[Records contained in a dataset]
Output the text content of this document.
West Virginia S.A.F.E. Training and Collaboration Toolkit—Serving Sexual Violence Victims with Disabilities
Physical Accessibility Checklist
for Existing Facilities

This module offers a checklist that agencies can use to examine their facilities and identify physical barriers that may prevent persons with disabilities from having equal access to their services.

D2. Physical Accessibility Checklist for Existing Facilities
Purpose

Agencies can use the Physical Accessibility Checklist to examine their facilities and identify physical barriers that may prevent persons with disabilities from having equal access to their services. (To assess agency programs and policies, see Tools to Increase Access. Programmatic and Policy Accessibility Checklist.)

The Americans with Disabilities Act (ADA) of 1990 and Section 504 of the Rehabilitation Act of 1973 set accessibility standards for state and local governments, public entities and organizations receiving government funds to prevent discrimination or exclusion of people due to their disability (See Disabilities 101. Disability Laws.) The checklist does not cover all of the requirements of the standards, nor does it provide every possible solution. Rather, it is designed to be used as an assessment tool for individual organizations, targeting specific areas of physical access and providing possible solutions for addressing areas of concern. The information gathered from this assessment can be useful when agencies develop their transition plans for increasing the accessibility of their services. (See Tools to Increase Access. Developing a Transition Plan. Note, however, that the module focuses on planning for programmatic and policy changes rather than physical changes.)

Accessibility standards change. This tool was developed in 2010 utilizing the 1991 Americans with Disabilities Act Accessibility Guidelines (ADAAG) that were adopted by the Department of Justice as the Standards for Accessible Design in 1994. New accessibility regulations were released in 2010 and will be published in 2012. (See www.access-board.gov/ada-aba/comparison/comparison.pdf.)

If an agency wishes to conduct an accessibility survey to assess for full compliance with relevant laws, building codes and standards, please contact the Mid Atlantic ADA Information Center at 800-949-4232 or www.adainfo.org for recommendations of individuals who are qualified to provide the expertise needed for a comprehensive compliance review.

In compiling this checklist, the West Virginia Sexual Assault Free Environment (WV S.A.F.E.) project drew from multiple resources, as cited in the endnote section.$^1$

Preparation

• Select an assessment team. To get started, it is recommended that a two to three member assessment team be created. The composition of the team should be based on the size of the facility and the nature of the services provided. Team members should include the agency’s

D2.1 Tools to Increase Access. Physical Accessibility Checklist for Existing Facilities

→ Work to be completed
Take every line from the records above that has the word "their" and copy it.

→ Solution for this problem
This module offers a checklist that agencies can use to examine their facilities and identify physical barriers that may prevent persons with disabilities from having equal access to their services.
Agencies can use the Physical Accessibility Checklist to examine their facilities and identify physical barriers that may prevent persons with disabilities from having equal access to their services. (To assess agency programs and policies, see Tools to Increase Access. Programmatic and Policy Accessibility Checklist.)
The Americans with Disabilities Act (ADA) of 1990 and Section 504 of the Rehabilitation Act of 1973 set accessibility standards for state and local governments, public entities and organizations receiving government funds to prevent discrimination or exclusion of people due to their disability (See Disabilities 101. Disability Laws.) The checklist does not cover all of the requirements of the standards, nor does it provide every possible solution. Rather, it is designed to be used as an assessment tool for individual organizations, targeting specific areas of physical access and providing possible solutions for addressing areas of concern. The information gathered from this assessment can be useful when agencies develop their transition plans for increasing the accessibility of their services. (See Tools to Increase Access. Developing a Transition Plan. Note, however, that the module focuses on planning for programmatic and policy changes rather than physical changes.)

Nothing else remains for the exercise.